WRITTEN EXERCISE:
Write out every record in full, exactly as written, please.

SUPPLIED RECORDS:
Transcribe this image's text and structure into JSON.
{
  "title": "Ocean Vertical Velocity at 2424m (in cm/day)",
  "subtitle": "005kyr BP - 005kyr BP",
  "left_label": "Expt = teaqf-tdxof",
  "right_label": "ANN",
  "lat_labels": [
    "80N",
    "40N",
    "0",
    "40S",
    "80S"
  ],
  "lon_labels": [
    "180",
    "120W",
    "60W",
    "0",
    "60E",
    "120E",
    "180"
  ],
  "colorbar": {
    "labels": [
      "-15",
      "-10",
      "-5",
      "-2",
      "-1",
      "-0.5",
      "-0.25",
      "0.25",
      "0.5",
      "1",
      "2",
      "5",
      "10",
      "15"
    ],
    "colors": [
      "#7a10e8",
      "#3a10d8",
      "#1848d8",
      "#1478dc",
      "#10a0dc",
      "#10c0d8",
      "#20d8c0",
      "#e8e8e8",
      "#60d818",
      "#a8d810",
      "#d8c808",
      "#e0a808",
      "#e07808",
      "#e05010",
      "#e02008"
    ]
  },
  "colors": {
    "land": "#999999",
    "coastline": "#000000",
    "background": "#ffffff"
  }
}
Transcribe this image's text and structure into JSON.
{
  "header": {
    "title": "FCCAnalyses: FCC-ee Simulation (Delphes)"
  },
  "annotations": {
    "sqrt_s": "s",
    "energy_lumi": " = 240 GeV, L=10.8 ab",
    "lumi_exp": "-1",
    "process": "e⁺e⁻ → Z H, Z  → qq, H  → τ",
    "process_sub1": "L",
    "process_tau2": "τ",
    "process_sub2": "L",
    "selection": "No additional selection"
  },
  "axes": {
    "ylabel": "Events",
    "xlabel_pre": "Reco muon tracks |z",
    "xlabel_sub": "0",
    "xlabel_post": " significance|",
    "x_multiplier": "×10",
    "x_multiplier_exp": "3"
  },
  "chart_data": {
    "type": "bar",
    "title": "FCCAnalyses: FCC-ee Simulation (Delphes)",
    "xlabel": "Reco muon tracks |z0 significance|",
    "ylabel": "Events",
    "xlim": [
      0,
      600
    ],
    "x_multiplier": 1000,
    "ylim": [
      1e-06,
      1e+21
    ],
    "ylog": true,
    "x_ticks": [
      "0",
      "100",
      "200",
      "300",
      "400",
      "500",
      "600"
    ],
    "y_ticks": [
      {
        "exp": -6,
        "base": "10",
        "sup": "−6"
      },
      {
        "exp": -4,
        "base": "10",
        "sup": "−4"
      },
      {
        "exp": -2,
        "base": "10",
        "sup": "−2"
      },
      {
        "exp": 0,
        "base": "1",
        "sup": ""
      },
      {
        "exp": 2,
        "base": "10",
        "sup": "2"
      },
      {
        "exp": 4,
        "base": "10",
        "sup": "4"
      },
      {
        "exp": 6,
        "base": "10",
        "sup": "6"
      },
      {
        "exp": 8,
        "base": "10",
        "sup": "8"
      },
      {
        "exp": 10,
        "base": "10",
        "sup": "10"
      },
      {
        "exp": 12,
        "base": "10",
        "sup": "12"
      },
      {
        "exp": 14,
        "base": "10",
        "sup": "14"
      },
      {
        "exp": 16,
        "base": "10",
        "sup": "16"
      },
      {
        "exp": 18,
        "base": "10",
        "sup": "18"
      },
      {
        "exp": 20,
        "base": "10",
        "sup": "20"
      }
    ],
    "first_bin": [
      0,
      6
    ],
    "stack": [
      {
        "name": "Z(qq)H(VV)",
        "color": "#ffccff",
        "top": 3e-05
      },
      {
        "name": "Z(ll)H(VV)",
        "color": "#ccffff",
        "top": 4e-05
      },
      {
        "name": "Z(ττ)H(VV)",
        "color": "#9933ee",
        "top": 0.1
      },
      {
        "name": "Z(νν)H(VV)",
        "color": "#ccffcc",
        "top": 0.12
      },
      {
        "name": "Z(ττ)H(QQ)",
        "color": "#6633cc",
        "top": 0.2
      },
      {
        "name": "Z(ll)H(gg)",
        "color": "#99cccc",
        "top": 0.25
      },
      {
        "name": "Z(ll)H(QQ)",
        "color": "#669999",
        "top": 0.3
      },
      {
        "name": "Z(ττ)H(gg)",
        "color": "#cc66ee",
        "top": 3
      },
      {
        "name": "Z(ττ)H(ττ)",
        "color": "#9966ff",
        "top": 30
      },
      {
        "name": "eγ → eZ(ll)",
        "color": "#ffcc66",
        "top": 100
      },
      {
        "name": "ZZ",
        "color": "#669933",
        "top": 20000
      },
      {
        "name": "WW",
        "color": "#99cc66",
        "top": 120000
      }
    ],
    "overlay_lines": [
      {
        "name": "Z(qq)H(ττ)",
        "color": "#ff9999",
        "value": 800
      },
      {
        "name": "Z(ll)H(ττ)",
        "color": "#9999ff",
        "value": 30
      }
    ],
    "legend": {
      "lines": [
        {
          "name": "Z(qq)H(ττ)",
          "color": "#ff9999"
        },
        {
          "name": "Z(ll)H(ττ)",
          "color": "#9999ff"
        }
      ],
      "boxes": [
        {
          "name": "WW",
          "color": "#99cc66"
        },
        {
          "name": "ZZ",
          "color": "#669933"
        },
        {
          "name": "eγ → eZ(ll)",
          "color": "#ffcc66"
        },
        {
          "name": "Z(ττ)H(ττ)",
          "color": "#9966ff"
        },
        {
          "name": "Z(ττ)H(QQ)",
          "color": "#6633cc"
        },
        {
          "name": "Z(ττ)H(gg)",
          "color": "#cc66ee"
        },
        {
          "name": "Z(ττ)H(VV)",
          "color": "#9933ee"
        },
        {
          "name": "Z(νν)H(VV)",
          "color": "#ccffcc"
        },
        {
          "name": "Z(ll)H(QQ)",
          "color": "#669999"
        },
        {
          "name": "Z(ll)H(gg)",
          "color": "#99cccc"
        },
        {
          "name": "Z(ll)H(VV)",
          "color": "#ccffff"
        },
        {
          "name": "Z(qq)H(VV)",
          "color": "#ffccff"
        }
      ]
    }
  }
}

RIGHT ANSWER:
Transcribe this image's text and structure into JSON.
{
  "title": "Ocean Vertical Velocity at 2424m (in cm/day)",
  "subtitle": "005kyr BP - 005kyr BP",
  "left_label": "Expt = teaqf-tdxof",
  "right_label": "ANN",
  "lat_labels": [
    "80N",
    "40N",
    "0",
    "40S",
    "80S"
  ],
  "lon_labels": [
    "180",
    "120W",
    "60W",
    "0",
    "60E",
    "120E",
    "180"
  ],
  "colorbar": {
    "labels": [
      "-15",
      "-10",
      "-5",
      "-2",
      "-1",
      "-0.5",
      "-0.25",
      "0.25",
      "0.5",
      "1",
      "2",
      "5",
      "10",
      "15"
    ],
    "colors": [
      "#7a10e8",
      "#3a10d8",
      "#1848d8",
      "#1478dc",
      "#10a0dc",
      "#10c0d8",
      "#20d8c0",
      "#e8e8e8",
      "#60d818",
      "#a8d810",
      "#d8c808",
      "#e0a808",
      "#e07808",
      "#e05010",
      "#e02008"
    ]
  },
  "colors": {
    "land": "#999999",
    "coastline": "#000000",
    "background": "#ffffff"
  }
}
Transcribe this image's text and structure into JSON.
{
  "header": {
    "title": "FCCAnalyses: FCC-ee Simulation (Delphes)"
  },
  "annotations": {
    "sqrt_s": "s",
    "energy_lumi": " = 240 GeV, L=10.8 ab",
    "lumi_exp": "-1",
    "process": "e⁺e⁻ → Z H, Z  → qq, H  → τ",
    "process_sub1": "L",
    "process_tau2": "τ",
    "process_sub2": "L",
    "selection": "No additional selection"
  },
  "axes": {
    "ylabel": "Events",
    "xlabel_pre": "Reco muon tracks |z",
    "xlabel_sub": "0",
    "xlabel_post": " significance|",
    "x_multiplier": "×10",
    "x_multiplier_exp": "3"
  },
  "chart_data": {
    "type": "bar",
    "title": "FCCAnalyses: FCC-ee Simulation (Delphes)",
    "xlabel": "Reco muon tracks |z0 significance|",
    "ylabel": "Events",
    "xlim": [
      0,
      600
    ],
    "x_multiplier": 1000,
    "ylim": [
      1e-06,
      1e+21
    ],
    "ylog": true,
    "x_ticks": [
      "0",
      "100",
      "200",
      "300",
      "400",
      "500",
      "600"
    ],
    "y_ticks": [
      {
        "exp": -6,
        "base": "10",
        "sup": "−6"
      },
      {
        "exp": -4,
        "base": "10",
        "sup": "−4"
      },
      {
        "exp": -2,
        "base": "10",
        "sup": "−2"
      },
      {
        "exp": 0,
        "base": "1",
        "sup": ""
      },
      {
        "exp": 2,
        "base": "10",
        "sup": "2"
      },
      {
        "exp": 4,
        "base": "10",
        "sup": "4"
      },
      {
        "exp": 6,
        "base": "10",
        "sup": "6"
      },
      {
        "exp": 8,
        "base": "10",
        "sup": "8"
      },
      {
        "exp": 10,
        "base": "10",
        "sup": "10"
      },
      {
        "exp": 12,
        "base": "10",
        "sup": "12"
      },
      {
        "exp": 14,
        "base": "10",
        "sup": "14"
      },
      {
        "exp": 16,
        "base": "10",
        "sup": "16"
      },
      {
        "exp": 18,
        "base": "10",
        "sup": "18"
      },
      {
        "exp": 20,
        "base": "10",
        "sup": "20"
      }
    ],
    "first_bin": [
      0,
      6
    ],
    "stack": [
      {
        "name": "Z(qq)H(VV)",
        "color": "#ffccff",
        "top": 3e-05
      },
      {
        "name": "Z(ll)H(VV)",
        "color": "#ccffff",
        "top": 4e-05
      },
      {
        "name": "Z(ττ)H(VV)",
        "color": "#9933ee",
        "top": 0.1
      },
      {
        "name": "Z(νν)H(VV)",
        "color": "#ccffcc",
        "top": 0.12
      },
      {
        "name": "Z(ττ)H(QQ)",
        "color": "#6633cc",
        "top": 0.2
      },
      {
        "name": "Z(ll)H(gg)",
        "color": "#99cccc",
        "top": 0.25
      },
      {
        "name": "Z(ll)H(QQ)",
        "color": "#669999",
        "top": 0.3
      },
      {
        "name": "Z(ττ)H(gg)",
        "color": "#cc66ee",
        "top": 3
      },
      {
        "name": "Z(ττ)H(ττ)",
        "color": "#9966ff",
        "top": 30
      },
      {
        "name": "eγ → eZ(ll)",
        "color": "#ffcc66",
        "top": 100
      },
      {
        "name": "ZZ",
        "color": "#669933",
        "top": 20000
      },
      {
        "name": "WW",
        "color": "#99cc66",
        "top": 120000
      }
    ],
    "overlay_lines": [
      {
        "name": "Z(qq)H(ττ)",
        "color": "#ff9999",
        "value": 800
      },
      {
        "name": "Z(ll)H(ττ)",
        "color": "#9999ff",
        "value": 30
      }
    ],
    "legend": {
      "lines": [
        {
          "name": "Z(qq)H(ττ)",
          "color": "#ff9999"
        },
        {
          "name": "Z(ll)H(ττ)",
          "color": "#9999ff"
        }
      ],
      "boxes": [
        {
          "name": "WW",
          "color": "#99cc66"
        },
        {
          "name": "ZZ",
          "color": "#669933"
        },
        {
          "name": "eγ → eZ(ll)",
          "color": "#ffcc66"
        },
        {
          "name": "Z(ττ)H(ττ)",
          "color": "#9966ff"
        },
        {
          "name": "Z(ττ)H(QQ)",
          "color": "#6633cc"
        },
        {
          "name": "Z(ττ)H(gg)",
          "color": "#cc66ee"
        },
        {
          "name": "Z(ττ)H(VV)",
          "color": "#9933ee"
        },
        {
          "name": "Z(νν)H(VV)",
          "color": "#ccffcc"
        },
        {
          "name": "Z(ll)H(QQ)",
          "color": "#669999"
        },
        {
          "name": "Z(ll)H(gg)",
          "color": "#99cccc"
        },
        {
          "name": "Z(ll)H(VV)",
          "color": "#ccffff"
        },
        {
          "name": "Z(qq)H(VV)",
          "color": "#ffccff"
        }
      ]
    }
  }
}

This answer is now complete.